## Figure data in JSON
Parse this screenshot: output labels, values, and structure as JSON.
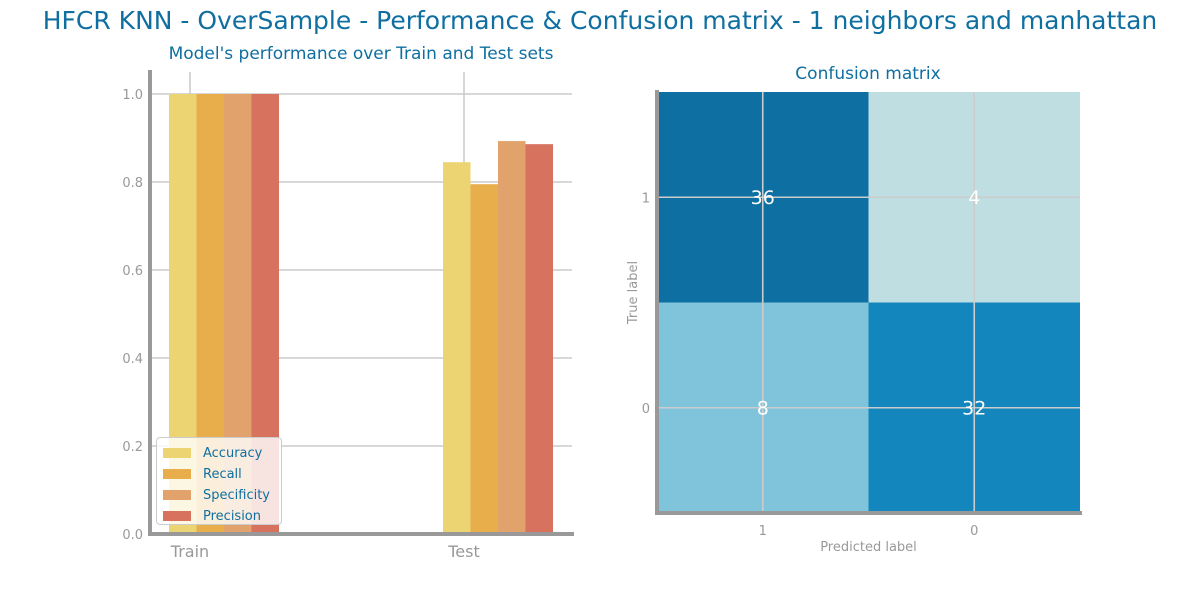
{
  "header": {
    "title": "HFCR KNN - OverSample - Performance & Confusion matrix - 1 neighbors and manhattan"
  },
  "colors": {
    "title": "#0f6fa0",
    "axis": "#999999",
    "grid": "#cccccc",
    "series": [
      "#edd473",
      "#e9ae4c",
      "#e2a26c",
      "#d7725e"
    ],
    "cm_high": "#0e6fa2",
    "cm_mid_high": "#1286bd",
    "cm_mid_low": "#7fc4db",
    "cm_low": "#bfdee2"
  },
  "chart_data": [
    {
      "type": "bar",
      "title": "Model's performance over Train and Test sets",
      "categories": [
        "Train",
        "Test"
      ],
      "series": [
        {
          "name": "Accuracy",
          "values": [
            1.0,
            0.845
          ]
        },
        {
          "name": "Recall",
          "values": [
            1.0,
            0.795
          ]
        },
        {
          "name": "Specificity",
          "values": [
            1.0,
            0.893
          ]
        },
        {
          "name": "Precision",
          "values": [
            1.0,
            0.886
          ]
        }
      ],
      "ylim": [
        0,
        1.0
      ],
      "yticks": [
        "0.0",
        "0.2",
        "0.4",
        "0.6",
        "0.8",
        "1.0"
      ],
      "grid": true,
      "legend": "bottom-left"
    },
    {
      "type": "heatmap",
      "title": "Confusion matrix",
      "xlabel": "Predicted label",
      "ylabel": "True label",
      "x_ticks": [
        "1",
        "0"
      ],
      "y_ticks": [
        "1",
        "0"
      ],
      "matrix": [
        [
          36,
          4
        ],
        [
          8,
          32
        ]
      ]
    }
  ]
}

## Given instruction
Spot every line that holds "name" and copy it.

## Answer for this exercise
          "name": "Accuracy",
          "name": "Recall",
          "name": "Specificity",
          "name": "Precision",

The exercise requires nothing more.